> WRITTEN REQUEST
Each line of the material below that holds the word "Университетский" needs to be copied.
Start of INPUT ROWS
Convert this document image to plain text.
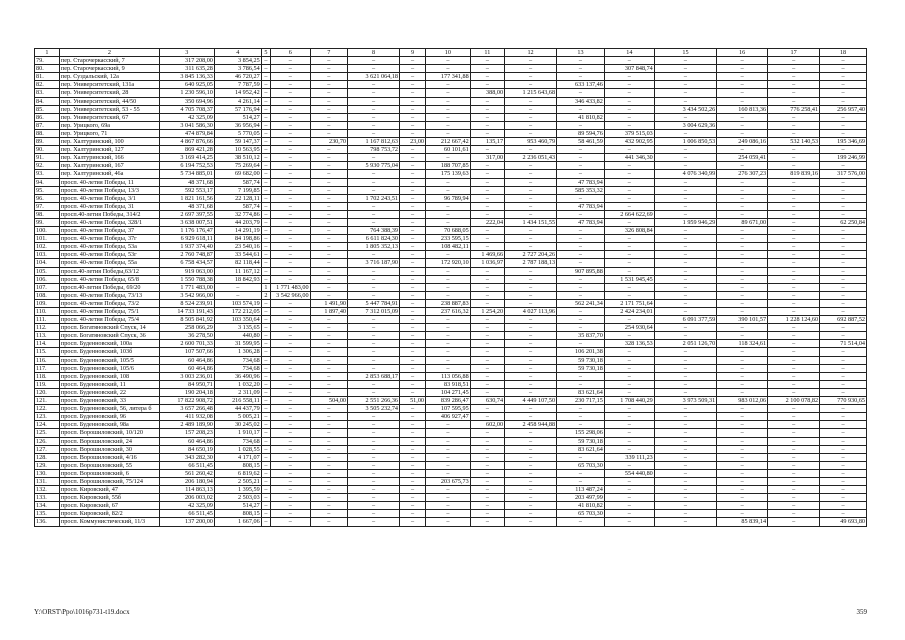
1	2	3	4	5	6	7	8	9	10	11	12	13	14	15	16	17	18
79.	пер. Старочеркасский, 7	317 208,00	3 854,25	–	–	–	–	–	–	–	–	–	–	–	–	–	–
80.	пер. Старочеркасский, 9	311 635,28	3 786,54	–	–	–	–	–	–	–	–	–	307 848,74	–	–	–	–
81.	пер. Суздальский, 12а	3 845 136,33	46 720,27	–	–	–	3 621 064,18	–	177 341,88	–	–	–	–	–	–	–	–
82.	пер. Университетский, 131а	640 925,05	7 787,59	–	–	–	–	–	–	–	–	633 137,46	–	–	–	–	–
83.	пер. Университетский, 28	1 230 596,10	14 952,42	–	–	–	–	–	–	388,00	1 215 643,68	–	–	–	–	–	–
84.	пер. Университетский, 44/50	350 694,96	4 261,14	–	–	–	–	–	–	–	–	346 433,82	–	–	–	–	–
85.	пер. Университетский, 53 - 55	4 705 708,37	57 176,94	–	–	–	–	–	–	–	–	–	–	3 434 502,26	160 813,36	776 258,41	256 957,40
86.	пер. Университетский, 67	42 325,09	514,27	–	–	–	–	–	–	–	–	41 810,82	–	–	–	–	–
87.	пер. Урицкого, 69а	3 041 586,30	36 956,94	–	–	–	–	–	–	–	–	–	–	3 004 629,36	–	–	–
88.	пер. Урицкого, 71	474 879,84	5 770,05	–	–	–	–	–	–	–	–	89 594,76	379 515,03	–	–	–	–
89.	пер. Халтуринский, 100	4 867 876,66	59 147,37	–	–	230,70	1 167 812,63	23,00	212 667,42	135,17	953 460,79	58 461,59	432 902,95	1 006 850,53	249 086,16	532 140,53	195 346,69
90.	пер. Халтуринский, 127	869 421,28	10 563,95	–	–	–	798 753,72	–	60 101,61	–	–	–	–	–	–	–	–
91.	пер. Халтуринский, 166	3 169 414,25	38 510,12	–	–	–	–	–	–	317,00	2 236 051,43	–	441 346,30	–	254 059,41	–	199 246,99
92.	пер. Халтуринский, 167	6 194 752,53	75 269,64	–	–	–	5 930 775,04	–	188 707,85	–	–	–	–	–	–	–	–
93.	пер. Халтуринский, 46а	5 734 885,01	69 682,00	–	–	–	–	–	175 139,63	–	–	–	–	4 076 340,99	276 307,23	819 839,16	317 576,00
94.	просп. 40-летия Победы, 11	48 371,68	587,74	–	–	–	–	–	–	–	–	47 783,94	–	–	–	–	–
95.	просп. 40-летия Победы, 13/3	592 553,17	7 199,85	–	–	–	–	–	–	–	–	585 353,32	–	–	–	–	–
96.	просп. 40-летия Победы, 3/1	1 821 161,56	22 128,11	–	–	–	1 702 243,51	–	96 789,94	–	–	–	–	–	–	–	–
97.	просп. 40-летия Победы, 31	48 371,68	587,74	–	–	–	–	–	–	–	–	47 783,94	–	–	–	–	–
98.	просп.40-летия Победы, 314/2	2 697 397,55	32 774,86	–	–	–	–	–	–	–	–	–	2 664 622,69	–	–	–	–
99.	просп. 40-летия Победы, 328/1	3 638 007,51	44 203,79	–	–	–	–	–	–	222,04	1 434 151,55	47 783,94	–	1 959 946,29	89 671,00	–	62 250,84
100.	просп. 40-летия Победы, 37	1 176 176,47	14 291,19	–	–	–	764 388,39	–	70 688,05	–	–	–	326 808,84	–	–	–	–
101.	просп. 40-летия Победы, 37г	6 929 618,11	84 198,86	–	–	–	6 611 824,30	–	233 595,15	–	–	–	–	–	–	–	–
102.	просп. 40-летия Победы, 53а	1 937 374,40	23 540,16	–	–	–	1 805 352,13	–	108 482,11	–	–	–	–	–	–	–	–
103.	просп. 40-летия Победы, 53г	2 760 748,87	33 544,61	–	–	–	–	–	–	1 469,66	2 727 204,26	–	–	–	–	–	–
104.	просп. 40-летия Победы, 55а	6 758 434,57	82 118,44	–	–	–	3 716 187,90	–	172 920,10	1 036,97	2 787 188,13	–	–	–	–	–	–
105.	просп.40-летия Победы,63/12	919 063,00	11 167,12	–	–	–	–	–	–	–	–	907 895,88	–	–	–	–	–
106.	просп. 40-летия Победы, 65/8	1 550 788,38	18 842,93	–	–	–	–	–	–	–	–	–	1 531 945,45	–	–	–	–
107.	просп.40-летия Победы, 69/20	1 771 483,00	–	1	1 771 483,00	–	–	–	–	–	–	–	–	–	–	–	–
108.	просп. 40-летия Победы, 73/13	3 542 966,00	–	2	3 542 966,00	–	–	–	–	–	–	–	–	–	–	–	–
109.	просп. 40-летия Победы, 73/2	8 524 239,91	103 574,19	–	–	1 491,90	5 447 784,91	–	238 887,83	–	–	562 241,34	2 171 751,64	–	–	–	–
110.	просп. 40-летия Победы, 75/1	14 733 191,43	172 212,05	–	–	1 897,40	7 312 015,09	–	237 616,32	1 254,20	4 027 113,96	–	2 424 234,01	–	–	–	–
111.	просп. 40-летия Победы, 75/4	8 505 841,92	103 350,64	–	–	–	–	–	–	–	–	–	–	6 091 377,59	390 101,57	1 228 124,60	692 887,52
112.	просп. Богатяновский Спуск, 14	258 066,29	3 135,65	–	–	–	–	–	–	–	–	–	254 930,64	–	–	–	–
113.	просп. Богатяновский Спуск, 36	36 278,50	440,80	–	–	–	–	–	–	–	–	35 837,70	–	–	–	–	–
114.	просп. Буденновский, 100а	2 600 701,33	31 599,95	–	–	–	–	–	–	–	–	–	328 136,53	2 051 126,70	118 324,61	–	71 514,04
115.	просп. Буденновский, 103б	107 507,66	1 306,28	–	–	–	–	–	–	–	–	106 201,38	–	–	–	–	–
116.	просп. Буденновский, 105/5	60 464,86	734,68	–	–	–	–	–	–	–	–	59 730,18	–	–	–	–	–
117.	просп. Буденновский, 105/6	60 464,86	734,68	–	–	–	–	–	–	–	–	59 730,18	–	–	–	–	–
118.	просп. Буденновский, 108	3 003 236,01	36 490,96	–	–	–	2 853 688,17	–	113 056,88	–	–	–	–	–	–	–	–
119.	просп. Буденновский, 11	84 950,71	1 032,20	–	–	–	–	–	83 918,51	–	–	–	–	–	–	–	–
120.	просп. Буденновский, 22	190 204,18	2 311,09	–	–	–	–	–	104 271,45	–	–	83 621,64	–	–	–	–	–
121.	просп. Буденновский, 33	17 822 908,72	216 558,11	–	–	504,00	2 551 266,36	51,00	839 286,47	630,74	4 449 107,50	230 717,15	1 708 440,29	3 973 509,31	983 012,06	2 100 078,82	770 930,65
122.	просп. Буденновский, 56, литера б	3 657 266,48	44 437,79	–	–	–	3 505 232,74	–	107 595,95	–	–	–	–	–	–	–	–
123.	просп. Буденновский, 96	411 932,08	5 005,21	–	–	–	–	–	406 927,47	–	–	–	–	–	–	–	–
124.	просп. Буденновский, 98а	2 489 189,90	30 245,02	–	–	–	–	–	–	602,00	2 458 944,88	–	–	–	–	–	–
125.	просп. Ворошиловский, 10/120	157 208,23	1 910,17	–	–	–	–	–	–	–	–	155 298,06	–	–	–	–	–
126.	просп. Ворошиловский, 24	60 464,86	734,68	–	–	–	–	–	–	–	–	59 730,18	–	–	–	–	–
127.	просп. Ворошиловский, 30	84 650,19	1 028,55	–	–	–	–	–	–	–	–	83 621,64	–	–	–	–	–
128.	просп. Ворошиловский, 4/16	343 282,30	4 171,07	–	–	–	–	–	–	–	–	–	339 111,23	–	–	–	–
129.	просп. Ворошиловский, 55	66 511,45	808,15	–	–	–	–	–	–	–	–	65 703,30	–	–	–	–	–
130.	просп. Ворошиловский, 6	561 260,42	6 819,62	–	–	–	–	–	–	–	–	–	554 440,80	–	–	–	–
131.	просп. Ворошиловский, 75/124	206 180,94	2 505,21	–	–	–	–	–	203 675,73	–	–	–	–	–	–	–	–
132.	просп. Кировский, 47	114 863,13	1 395,59	–	–	–	–	–	–	–	–	113 487,24	–	–	–	–	–
133.	просп. Кировский, 55б	206 003,02	2 503,03	–	–	–	–	–	–	–	–	203 497,99	–	–	–	–	–
134.	просп. Кировский, 67	42 325,09	514,27	–	–	–	–	–	–	–	–	41 810,82	–	–	–	–	–
135.	просп. Кировский, 82/2	66 511,45	808,15	–	–	–	–	–	–	–	–	65 703,30	–	–	–	–	–
136.	просп. Коммунистический, 11/3	137 200,00	1 667,06	–	–	–	–	–	–	–	–	–	–	–	85 839,14	–	49 693,80
Y:\ORST\Ppo\1016p731-t19.docx	359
End of INPUT ROWS
> RESULT OF THE EXERCISE
82.	пер. Университетский, 131а	640 925,05	7 787,59	–	–	–	–	–	–	–	–	633 137,46	–	–	–	–	–
83.	пер. Университетский, 28	1 230 596,10	14 952,42	–	–	–	–	–	–	388,00	1 215 643,68	–	–	–	–	–	–
84.	пер. Университетский, 44/50	350 694,96	4 261,14	–	–	–	–	–	–	–	–	346 433,82	–	–	–	–	–
85.	пер. Университетский, 53 - 55	4 705 708,37	57 176,94	–	–	–	–	–	–	–	–	–	–	3 434 502,26	160 813,36	776 258,41	256 957,40
86.	пер. Университетский, 67	42 325,09	514,27	–	–	–	–	–	–	–	–	41 810,82	–	–	–	–	–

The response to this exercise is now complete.